══ DATA EXCERPTS
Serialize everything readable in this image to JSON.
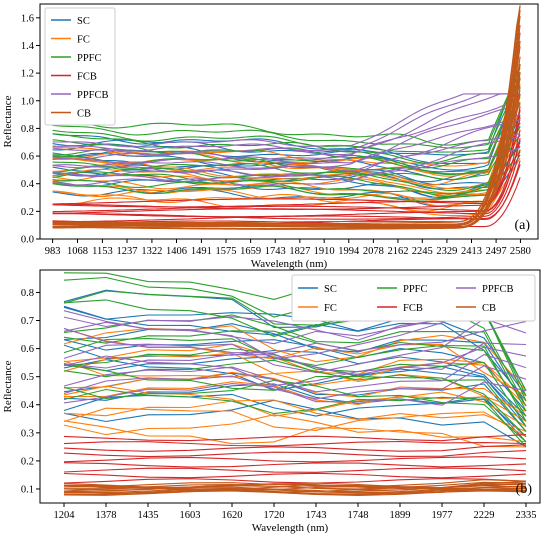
{
  "chart_data": [
    {
      "type": "line",
      "panel_label": "(a)",
      "xlabel": "Wavelength (nm)",
      "ylabel": "Reflectance",
      "xlim": [
        940,
        2640
      ],
      "ylim": [
        0.0,
        1.7
      ],
      "x_ticks": [
        983,
        1068,
        1153,
        1237,
        1322,
        1406,
        1491,
        1575,
        1659,
        1743,
        1827,
        1910,
        1994,
        2078,
        2162,
        2245,
        2329,
        2413,
        2497,
        2580
      ],
      "y_ticks": [
        0.0,
        0.2,
        0.4,
        0.6,
        0.8,
        1.0,
        1.2,
        1.4,
        1.6
      ],
      "y_tick_labels": [
        "0.0",
        "0.2",
        "0.4",
        "0.6",
        "0.8",
        "1.0",
        "1.2",
        "1.4",
        "1.6"
      ],
      "grid": false,
      "legend": {
        "position": "top-left",
        "ncol": 1
      },
      "series": [
        {
          "name": "SC",
          "color": "#1f77b4",
          "members": 12,
          "level_range": [
            0.35,
            0.75
          ]
        },
        {
          "name": "FC",
          "color": "#ff7f0e",
          "members": 12,
          "level_range": [
            0.28,
            0.66
          ]
        },
        {
          "name": "PPFC",
          "color": "#2ca02c",
          "members": 12,
          "level_range": [
            0.38,
            0.86
          ]
        },
        {
          "name": "FCB",
          "color": "#d62728",
          "members": 10,
          "level_range": [
            0.11,
            0.27
          ]
        },
        {
          "name": "PPFCB",
          "color": "#9467bd",
          "members": 10,
          "level_range": [
            0.42,
            0.7
          ]
        },
        {
          "name": "CB",
          "color": "#c1581a",
          "members": 14,
          "level_range": [
            0.08,
            0.12
          ]
        }
      ]
    },
    {
      "type": "line",
      "panel_label": "(b)",
      "xlabel": "Wavelength (nm)",
      "ylabel": "Reflectance",
      "ylim": [
        0.05,
        0.88
      ],
      "categories": [
        "1204",
        "1378",
        "1435",
        "1603",
        "1620",
        "1720",
        "1743",
        "1748",
        "1899",
        "1977",
        "2229",
        "2335"
      ],
      "y_ticks": [
        0.1,
        0.2,
        0.3,
        0.4,
        0.5,
        0.6,
        0.7,
        0.8
      ],
      "y_tick_labels": [
        "0.1",
        "0.2",
        "0.3",
        "0.4",
        "0.5",
        "0.6",
        "0.7",
        "0.8"
      ],
      "grid": false,
      "legend": {
        "position": "top-right",
        "ncol": 3
      },
      "series": [
        {
          "name": "SC",
          "color": "#1f77b4",
          "members": 12,
          "level_range": [
            0.38,
            0.78
          ]
        },
        {
          "name": "FC",
          "color": "#ff7f0e",
          "members": 12,
          "level_range": [
            0.3,
            0.66
          ]
        },
        {
          "name": "PPFC",
          "color": "#2ca02c",
          "members": 12,
          "level_range": [
            0.42,
            0.86
          ]
        },
        {
          "name": "FCB",
          "color": "#d62728",
          "members": 10,
          "level_range": [
            0.11,
            0.28
          ]
        },
        {
          "name": "PPFCB",
          "color": "#9467bd",
          "members": 10,
          "level_range": [
            0.45,
            0.72
          ]
        },
        {
          "name": "CB",
          "color": "#c1581a",
          "members": 14,
          "level_range": [
            0.085,
            0.115
          ]
        }
      ]
    }
  ]
}
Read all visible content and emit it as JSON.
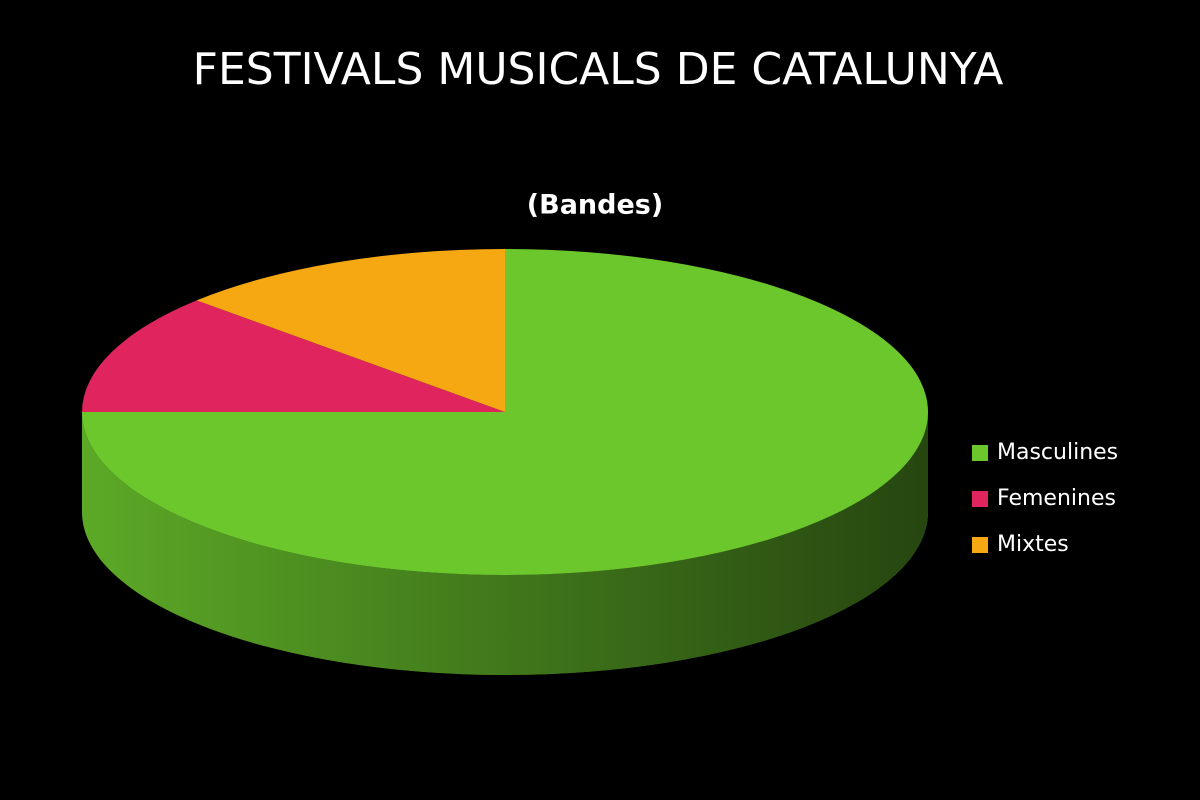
{
  "chart_data": {
    "type": "pie",
    "title": "FESTIVALS MUSICALS DE CATALUNYA",
    "subtitle": "(Bandes)",
    "categories": [
      "Masculines",
      "Femenines",
      "Mixtes"
    ],
    "values": [
      75,
      12,
      13
    ],
    "colors": [
      "#6cc72d",
      "#e0245e",
      "#f6a813"
    ],
    "legend": "right"
  }
}
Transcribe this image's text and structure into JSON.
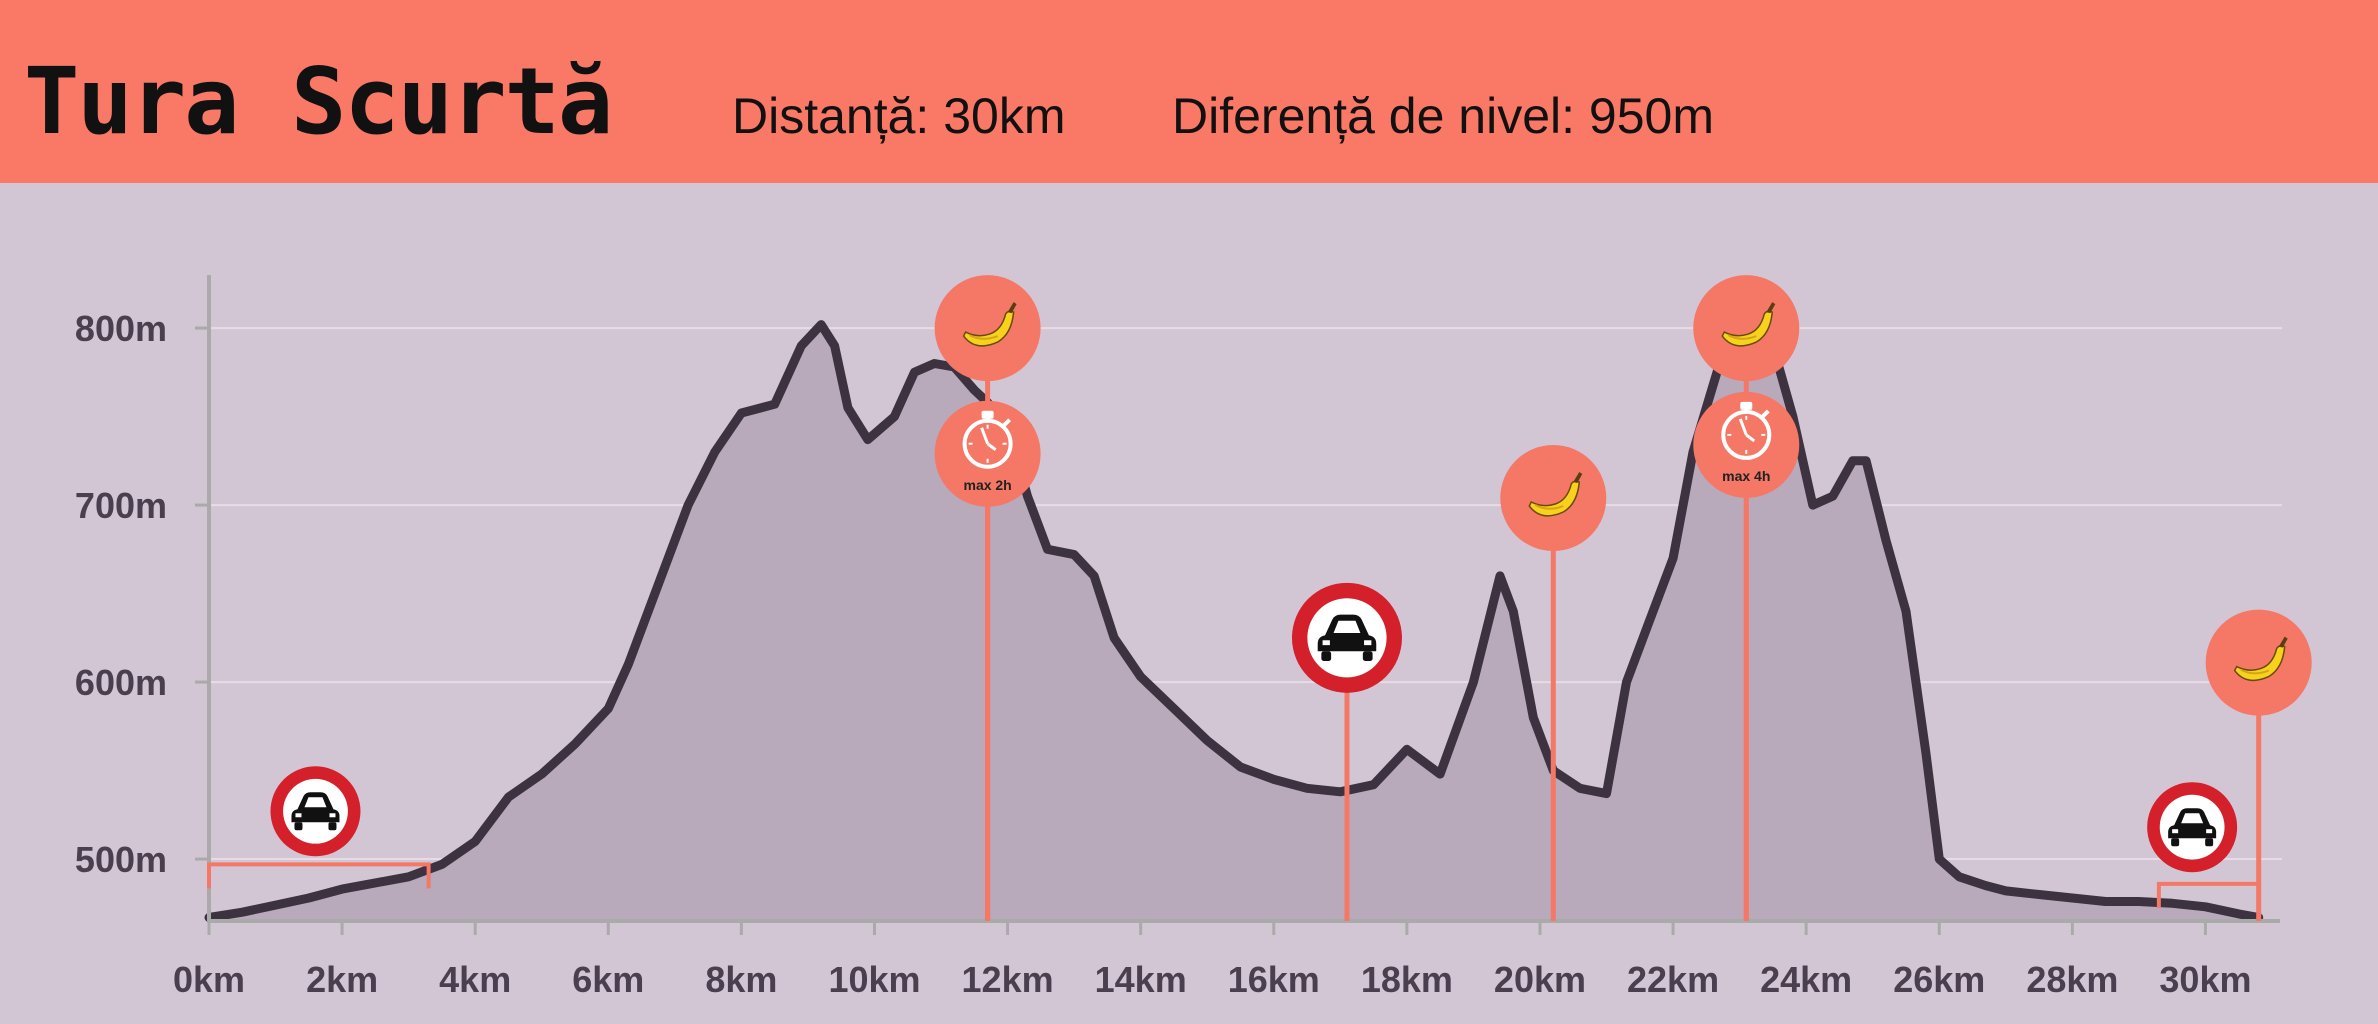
{
  "header": {
    "title": "Tura Scurtă",
    "distance": "Distanță: 30km",
    "elevation_gain": "Diferență de nivel: 950m"
  },
  "colors": {
    "header_bg": "#fa7866",
    "chart_bg": "#d3c6d4",
    "area_fill": "#b8a9bb",
    "line": "#3c3240",
    "marker": "#f47865",
    "no_car_ring": "#d3202a"
  },
  "chart_data": {
    "type": "area",
    "title": "",
    "xlabel": "",
    "ylabel": "",
    "xlim": [
      0,
      31
    ],
    "ylim": [
      465,
      830
    ],
    "x_unit": "km",
    "y_unit": "m",
    "x_ticks": [
      "0km",
      "2km",
      "4km",
      "6km",
      "8km",
      "10km",
      "12km",
      "14km",
      "16km",
      "18km",
      "20km",
      "22km",
      "24km",
      "26km",
      "28km",
      "30km"
    ],
    "y_ticks": [
      "500m",
      "600m",
      "700m",
      "800m"
    ],
    "grid": true,
    "series": [
      {
        "x": [
          0,
          0.5,
          1,
          1.5,
          2,
          3,
          3.5,
          4,
          4.5,
          5,
          5.5,
          6,
          6.3,
          6.8,
          7.2,
          7.6,
          8,
          8.5,
          8.9,
          9.2,
          9.4,
          9.6,
          9.9,
          10.3,
          10.6,
          10.9,
          11.2,
          11.5,
          11.7,
          12,
          12.3,
          12.6,
          13,
          13.3,
          13.6,
          14,
          14.5,
          15,
          15.5,
          16,
          16.5,
          17,
          17.5,
          18,
          18.5,
          19,
          19.4,
          19.6,
          19.9,
          20.2,
          20.6,
          21,
          21.3,
          21.6,
          22,
          22.3,
          22.7,
          23,
          23.3,
          23.5,
          23.8,
          24.1,
          24.4,
          24.7,
          24.9,
          25.2,
          25.5,
          25.8,
          26,
          26.3,
          26.7,
          27,
          27.5,
          28,
          28.5,
          29,
          29.5,
          30,
          30.5,
          30.8
        ],
        "y": [
          467,
          470,
          474,
          478,
          483,
          490,
          497,
          510,
          535,
          548,
          565,
          585,
          610,
          660,
          700,
          730,
          752,
          757,
          790,
          802,
          790,
          755,
          737,
          750,
          775,
          780,
          778,
          765,
          758,
          745,
          705,
          675,
          672,
          660,
          625,
          603,
          585,
          567,
          552,
          545,
          540,
          538,
          542,
          562,
          548,
          600,
          660,
          640,
          580,
          550,
          540,
          537,
          600,
          630,
          670,
          730,
          780,
          800,
          823,
          790,
          750,
          700,
          705,
          725,
          725,
          680,
          640,
          560,
          500,
          490,
          485,
          482,
          480,
          478,
          476,
          476,
          475,
          473,
          469,
          467
        ]
      }
    ],
    "annotations": [
      {
        "type": "no-car",
        "x": 1.6,
        "y": 527,
        "bracket": [
          0,
          3.3
        ],
        "bracket_y": 497
      },
      {
        "type": "banana",
        "x": 11.7,
        "y": 800
      },
      {
        "type": "stopwatch",
        "x": 11.7,
        "y": 729,
        "label": "max 2h"
      },
      {
        "type": "no-car",
        "x": 17.1,
        "y": 625
      },
      {
        "type": "banana",
        "x": 20.2,
        "y": 704
      },
      {
        "type": "banana",
        "x": 23.1,
        "y": 800
      },
      {
        "type": "stopwatch",
        "x": 23.1,
        "y": 734,
        "label": "max 4h"
      },
      {
        "type": "no-car",
        "x": 29.8,
        "y": 518,
        "bracket": [
          29.3,
          30.8
        ],
        "bracket_y": 486
      },
      {
        "type": "banana",
        "x": 30.8,
        "y": 611
      }
    ]
  }
}
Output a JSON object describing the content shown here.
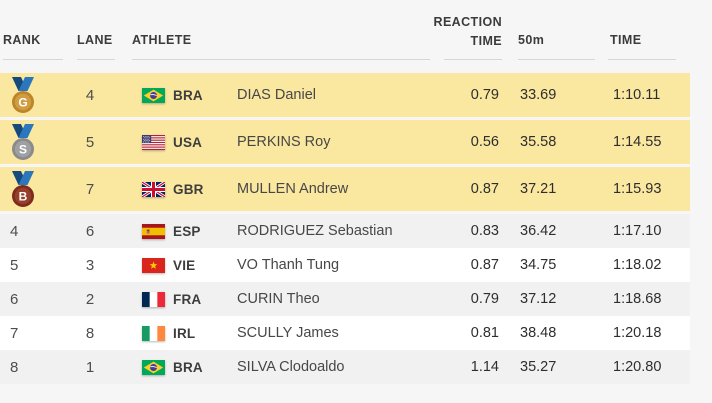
{
  "table": {
    "headers": {
      "rank": "RANK",
      "lane": "LANE",
      "athlete": "ATHLETE",
      "reaction_line1": "REACTION",
      "reaction_line2": "TIME",
      "split": "50m",
      "time": "TIME"
    },
    "rows": [
      {
        "rank": "1",
        "medal": {
          "letter": "G",
          "type": "gold"
        },
        "lane": "4",
        "noc": "BRA",
        "flag": "bra",
        "name": "DIAS Daniel",
        "reaction_time": "0.79",
        "split_50m": "33.69",
        "time": "1:10.11",
        "highlighted": true
      },
      {
        "rank": "2",
        "medal": {
          "letter": "S",
          "type": "silver"
        },
        "lane": "5",
        "noc": "USA",
        "flag": "usa",
        "name": "PERKINS Roy",
        "reaction_time": "0.56",
        "split_50m": "35.58",
        "time": "1:14.55",
        "highlighted": true
      },
      {
        "rank": "3",
        "medal": {
          "letter": "B",
          "type": "bronze"
        },
        "lane": "7",
        "noc": "GBR",
        "flag": "gbr",
        "name": "MULLEN Andrew",
        "reaction_time": "0.87",
        "split_50m": "37.21",
        "time": "1:15.93",
        "highlighted": true
      },
      {
        "rank": "4",
        "medal": null,
        "lane": "6",
        "noc": "ESP",
        "flag": "esp",
        "name": "RODRIGUEZ Sebastian",
        "reaction_time": "0.83",
        "split_50m": "36.42",
        "time": "1:17.10",
        "highlighted": false
      },
      {
        "rank": "5",
        "medal": null,
        "lane": "3",
        "noc": "VIE",
        "flag": "vie",
        "name": "VO Thanh Tung",
        "reaction_time": "0.87",
        "split_50m": "34.75",
        "time": "1:18.02",
        "highlighted": false
      },
      {
        "rank": "6",
        "medal": null,
        "lane": "2",
        "noc": "FRA",
        "flag": "fra",
        "name": "CURIN Theo",
        "reaction_time": "0.79",
        "split_50m": "37.12",
        "time": "1:18.68",
        "highlighted": false
      },
      {
        "rank": "7",
        "medal": null,
        "lane": "8",
        "noc": "IRL",
        "flag": "irl",
        "name": "SCULLY James",
        "reaction_time": "0.81",
        "split_50m": "38.48",
        "time": "1:20.18",
        "highlighted": false
      },
      {
        "rank": "8",
        "medal": null,
        "lane": "1",
        "noc": "BRA",
        "flag": "bra",
        "name": "SILVA Clodoaldo",
        "reaction_time": "1.14",
        "split_50m": "35.27",
        "time": "1:20.80",
        "highlighted": false
      }
    ]
  },
  "colors": {
    "page_background": "#F6F6F6",
    "highlight_row": "#FAE7A0",
    "striped_row": "#F1F1F1",
    "white_row": "#FFFFFF",
    "medal_gold_outer": "#BD8428",
    "medal_gold_inner": "#D09E41",
    "medal_silver_outer": "#8A8A8D",
    "medal_silver_inner": "#9FA0A2",
    "medal_bronze_outer": "#7E2B1E",
    "medal_bronze_inner": "#96402B",
    "ribbon_dark": "#16497C",
    "ribbon_light": "#2B77BE",
    "header_text": "#3B3B3B"
  }
}
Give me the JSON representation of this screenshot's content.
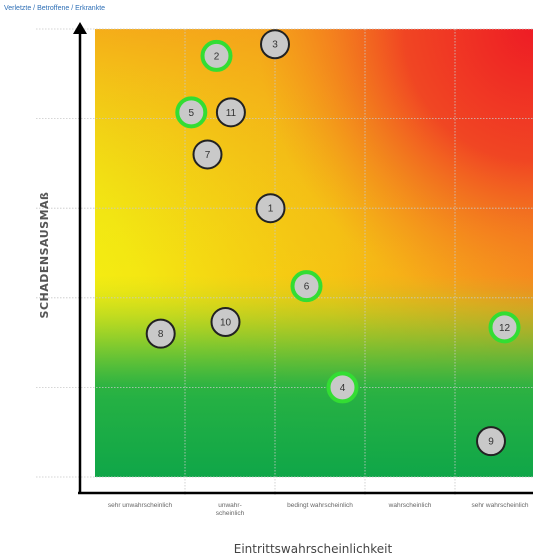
════
*WHAT YOU HAVE TO DO*:
Single out each line of the records above with the string "this" in it, and copy it.

*FULL SOLUTION*:
Serialize everything readable in this image to JSON.
Transcribe this image's text and structure into JSON.
Give me the JSON representation of this screenshot's content.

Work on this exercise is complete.